The problem:
Copy the data below word for word, line by line, leaving out the pictures.

════════════════════

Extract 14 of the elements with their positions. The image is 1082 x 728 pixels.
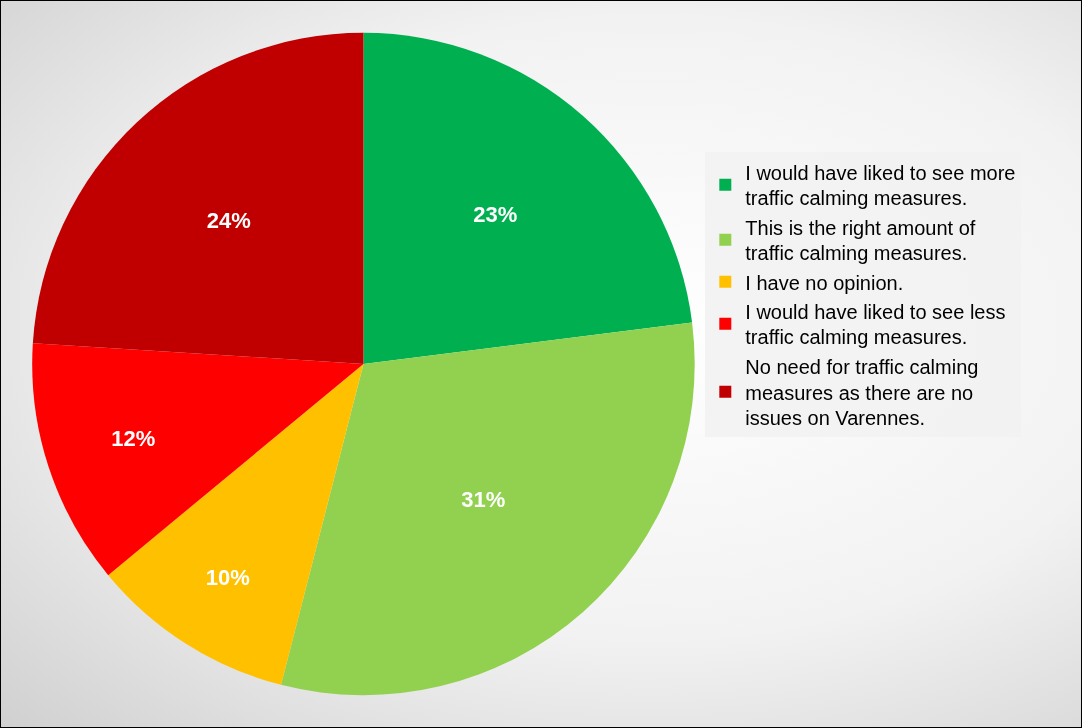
pie-slice bbox=[281, 322, 695, 696]
legend-label: I would have liked to see less traffic calming measures. bbox=[745, 300, 1006, 349]
pie-slice bbox=[32, 32, 364, 364]
legend-label: I would have liked to see more traffic calming measures. bbox=[745, 161, 1016, 210]
legend-label: No need for traffic calming measures as there are no issues on Varennes. bbox=[745, 355, 979, 430]
data-label: 24% bbox=[206, 208, 251, 234]
legend-label: This is the right amount of traffic calming measures. bbox=[745, 216, 976, 265]
data-label: 23% bbox=[473, 201, 518, 227]
legend-label: I have no opinion. bbox=[745, 271, 904, 294]
data-label: 10% bbox=[205, 565, 250, 591]
data-label: 12% bbox=[111, 426, 156, 452]
pie-slice bbox=[363, 32, 693, 364]
data-label: 31% bbox=[461, 487, 506, 513]
pie-slice bbox=[108, 364, 364, 685]
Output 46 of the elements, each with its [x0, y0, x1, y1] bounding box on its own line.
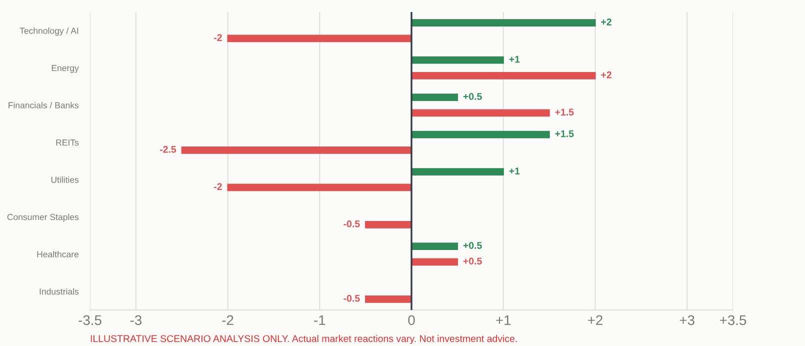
bar: [410, 130, 550, 138]
bar: [410, 94, 458, 102]
bar: [227, 184, 412, 192]
bar: [410, 258, 458, 266]
y-tick-label: Consumer Staples: [7, 214, 79, 222]
x-tick-label: +3.5: [720, 315, 746, 326]
y-tick-label: Financials / Banks: [8, 102, 79, 108]
y-tick-label: REITs: [56, 140, 79, 146]
bar: [410, 19, 596, 27]
data-label: +0.5: [463, 242, 482, 249]
y-tick-label: Healthcare: [37, 250, 79, 258]
x-tick-label: 0: [408, 315, 415, 326]
data-label: +1: [509, 56, 520, 63]
y-tick-label: Industrials: [40, 288, 79, 295]
data-label: -2: [214, 183, 222, 190]
x-tick-label: -2: [222, 315, 234, 325]
data-label: +1.5: [555, 108, 574, 116]
data-label: -0.5: [344, 294, 360, 302]
x-tick-label: +2: [588, 315, 602, 325]
data-label: -0.5: [344, 220, 360, 228]
y-tick-label: Utilities: [51, 176, 79, 183]
x-tick-label: -1: [314, 315, 326, 325]
x-tick-label: +1: [496, 315, 511, 325]
x-tick-label: -3: [130, 315, 142, 326]
y-tick-label: Energy: [52, 65, 79, 73]
text: ILLUSTRATIVE SCENARIO ANALYSIS ONLY. Actual market reactions vary. Not investment advice.: [90, 334, 517, 344]
bar: [227, 34, 412, 42]
y-tick-label: Technology / AI: [20, 27, 78, 36]
bar: [181, 146, 412, 154]
data-label: +1: [509, 168, 520, 174]
data-label: +2: [601, 71, 612, 78]
bar: [410, 72, 596, 80]
bar: [410, 109, 550, 117]
data-label: +1.5: [555, 130, 574, 138]
data-label: +0.5: [463, 93, 482, 100]
bar: [365, 220, 412, 228]
data-label: -2.5: [160, 146, 176, 153]
bar: [365, 295, 412, 303]
x-tick-label: -3.5: [78, 315, 102, 326]
x-tick-label: +3: [680, 315, 694, 326]
data-label: +0.5: [463, 258, 482, 265]
bar: [410, 242, 458, 250]
data-label: +2: [601, 18, 612, 26]
bar: [410, 168, 504, 176]
data-label: -2: [214, 34, 222, 41]
bar: [410, 56, 504, 64]
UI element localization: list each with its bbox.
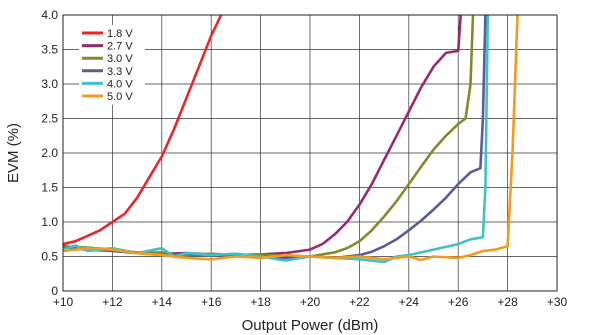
legend-background <box>79 25 145 105</box>
x-tick-label: +14 <box>152 295 173 309</box>
y-tick-label: 2.0 <box>41 146 58 160</box>
series-line-0 <box>63 15 223 246</box>
legend-label: 3.3 V <box>107 66 133 78</box>
x-tick-labels: +10 +12 +14 +16 +18 +20 +22 +24 +26 +28 +30 <box>53 295 568 309</box>
x-tick-label: +10 <box>53 295 74 309</box>
y-tick-label: 4.0 <box>41 8 58 22</box>
y-tick-label: 2.5 <box>41 112 58 126</box>
x-tick-label: +30 <box>547 295 568 309</box>
legend-label: 5.0 V <box>107 91 133 103</box>
series-lines <box>63 15 519 264</box>
y-axis-label: EVM (%) <box>5 123 22 183</box>
y-tick-label: 1.5 <box>41 181 58 195</box>
x-tick-label: +16 <box>201 295 222 309</box>
x-tick-label: +20 <box>300 295 321 309</box>
x-axis-label: Output Power (dBm) <box>242 317 379 334</box>
series-line-5 <box>63 15 519 262</box>
y-tick-label: 3.5 <box>41 43 58 57</box>
x-tick-label: +28 <box>497 295 518 309</box>
plot-frame <box>62 14 558 292</box>
y-tick-label: 0 <box>51 284 58 298</box>
legend-label: 1.8 V <box>107 28 133 40</box>
x-tick-label: +12 <box>102 295 123 309</box>
y-tick-label: 0.5 <box>41 250 58 264</box>
y-tick-label: 1.0 <box>41 215 58 229</box>
x-tick-label: +22 <box>349 295 370 309</box>
x-tick-label: +24 <box>399 295 420 309</box>
x-tick-label: +26 <box>448 295 469 309</box>
x-tick-label: +18 <box>250 295 271 309</box>
legend-label: 4.0 V <box>107 78 133 90</box>
series-line-2 <box>63 15 475 258</box>
legend-label: 2.7 V <box>107 41 133 53</box>
y-tick-labels: 0 0.5 1.0 1.5 2.0 2.5 3.0 3.5 4.0 <box>41 8 58 298</box>
legend: 1.8 V2.7 V3.0 V3.3 V4.0 V5.0 V <box>79 25 145 105</box>
y-tick-label: 3.0 <box>41 77 58 91</box>
legend-label: 3.0 V <box>107 53 133 65</box>
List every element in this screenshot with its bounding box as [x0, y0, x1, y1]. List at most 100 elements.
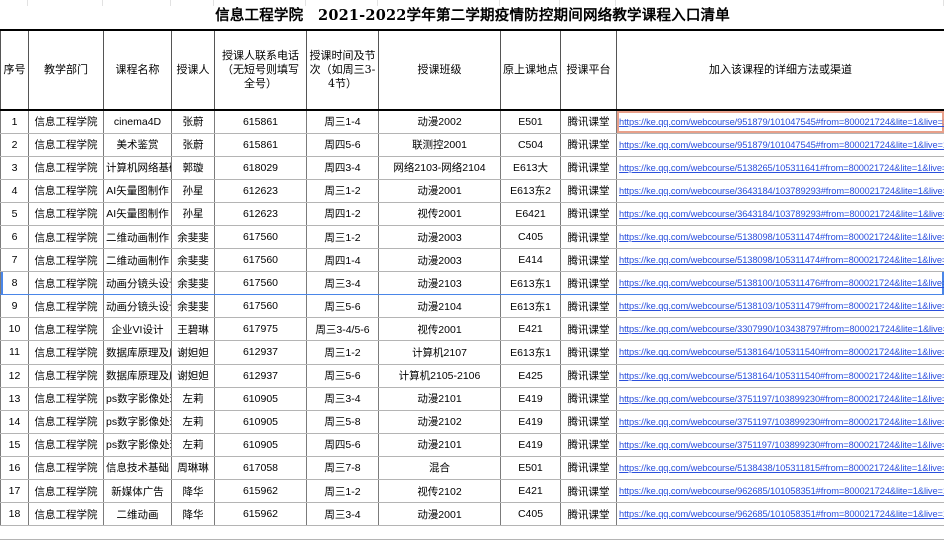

════════════════════

Answer to the problem:
Extract 14 of the elements with their positions. The image is 1082 x 728 pixels.
pie-slice bbox=[281, 322, 695, 696]
legend-label: I would have liked to see less traffic calming measures. bbox=[745, 300, 1006, 349]
pie-slice bbox=[32, 32, 364, 364]
legend-label: I would have liked to see more traffic calming measures. bbox=[745, 161, 1016, 210]
legend-label: No need for traffic calming measures as there are no issues on Varennes. bbox=[745, 355, 979, 430]
data-label: 24% bbox=[206, 208, 251, 234]
legend-label: This is the right amount of traffic calming measures. bbox=[745, 216, 976, 265]
data-label: 23% bbox=[473, 201, 518, 227]
legend-label: I have no opinion. bbox=[745, 271, 904, 294]
data-label: 10% bbox=[205, 565, 250, 591]
data-label: 12% bbox=[111, 426, 156, 452]
pie-slice bbox=[363, 32, 693, 364]
data-label: 31% bbox=[461, 487, 506, 513]
pie-slice bbox=[108, 364, 364, 685]
Output 46 of the elements, each with its [x0, y0, x1, y1] bounding box on its own line.
bar: [410, 130, 550, 138]
bar: [410, 94, 458, 102]
bar: [227, 184, 412, 192]
bar: [410, 258, 458, 266]
y-tick-label: Consumer Staples: [7, 214, 79, 222]
x-tick-label: +3.5: [720, 315, 746, 326]
y-tick-label: Financials / Banks: [8, 102, 79, 108]
y-tick-label: REITs: [56, 140, 79, 146]
bar: [410, 19, 596, 27]
data-label: +0.5: [463, 242, 482, 249]
y-tick-label: Healthcare: [37, 250, 79, 258]
x-tick-label: 0: [408, 315, 415, 326]
data-label: +1: [509, 56, 520, 63]
y-tick-label: Industrials: [40, 288, 79, 295]
data-label: -2: [214, 183, 222, 190]
x-tick-label: -2: [222, 315, 234, 325]
data-label: +1.5: [555, 108, 574, 116]
data-label: -0.5: [344, 294, 360, 302]
x-tick-label: +2: [588, 315, 602, 325]
data-label: -0.5: [344, 220, 360, 228]
y-tick-label: Utilities: [51, 176, 79, 183]
x-tick-label: -1: [314, 315, 326, 325]
x-tick-label: +1: [496, 315, 511, 325]
x-tick-label: -3: [130, 315, 142, 326]
y-tick-label: Energy: [52, 65, 79, 73]
text: ILLUSTRATIVE SCENARIO ANALYSIS ONLY. Actual market reactions vary. Not investment advice.: [90, 334, 517, 344]
bar: [227, 34, 412, 42]
y-tick-label: Technology / AI: [20, 27, 78, 36]
bar: [181, 146, 412, 154]
data-label: +1: [509, 168, 520, 174]
data-label: +2: [601, 71, 612, 78]
bar: [410, 72, 596, 80]
bar: [410, 109, 550, 117]
data-label: +1.5: [555, 130, 574, 138]
data-label: +0.5: [463, 93, 482, 100]
bar: [365, 220, 412, 228]
data-label: -2.5: [160, 146, 176, 153]
bar: [365, 295, 412, 303]
x-tick-label: -3.5: [78, 315, 102, 326]
x-tick-label: +3: [680, 315, 694, 326]
data-label: +0.5: [463, 258, 482, 265]
bar: [410, 242, 458, 250]
data-label: +2: [601, 18, 612, 26]
bar: [410, 168, 504, 176]
data-label: -2: [214, 34, 222, 41]
bar: [410, 56, 504, 64]
UI element localization: list each with its bbox.
legend-background <box>79 25 145 105</box>
x-tick-label: +14 <box>152 295 173 309</box>
y-tick-label: 2.0 <box>41 146 58 160</box>
series-line-0 <box>63 15 223 246</box>
legend-label: 3.3 V <box>107 66 133 78</box>
x-tick-labels: +10 +12 +14 +16 +18 +20 +22 +24 +26 +28 +30 <box>53 295 568 309</box>
x-tick-label: +10 <box>53 295 74 309</box>
y-tick-label: 4.0 <box>41 8 58 22</box>
y-tick-label: 2.5 <box>41 112 58 126</box>
x-tick-label: +30 <box>547 295 568 309</box>
legend-label: 5.0 V <box>107 91 133 103</box>
series-lines <box>63 15 519 264</box>
y-axis-label: EVM (%) <box>5 123 22 183</box>
y-tick-label: 1.5 <box>41 181 58 195</box>
x-tick-label: +16 <box>201 295 222 309</box>
x-tick-label: +20 <box>300 295 321 309</box>
x-axis-label: Output Power (dBm) <box>242 317 379 334</box>
series-line-5 <box>63 15 519 262</box>
y-tick-label: 3.5 <box>41 43 58 57</box>
x-tick-label: +28 <box>497 295 518 309</box>
plot-frame <box>62 14 558 292</box>
y-tick-label: 0 <box>51 284 58 298</box>
legend-label: 1.8 V <box>107 28 133 40</box>
x-tick-label: +12 <box>102 295 123 309</box>
y-tick-label: 0.5 <box>41 250 58 264</box>
y-tick-label: 1.0 <box>41 215 58 229</box>
x-tick-label: +22 <box>349 295 370 309</box>
x-tick-label: +24 <box>399 295 420 309</box>
x-tick-label: +26 <box>448 295 469 309</box>
x-tick-label: +18 <box>250 295 271 309</box>
legend-label: 4.0 V <box>107 78 133 90</box>
series-line-2 <box>63 15 475 258</box>
legend-label: 2.7 V <box>107 41 133 53</box>
y-tick-labels: 0 0.5 1.0 1.5 2.0 2.5 3.0 3.5 4.0 <box>41 8 58 298</box>
legend: 1.8 V2.7 V3.0 V3.3 V4.0 V5.0 V <box>79 25 145 105</box>
y-tick-label: 3.0 <box>41 77 58 91</box>
legend-label: 3.0 V <box>107 53 133 65</box>
List every element in this screenshot with its bounding box as [x0, y0, x1, y1]. List at most 100 elements.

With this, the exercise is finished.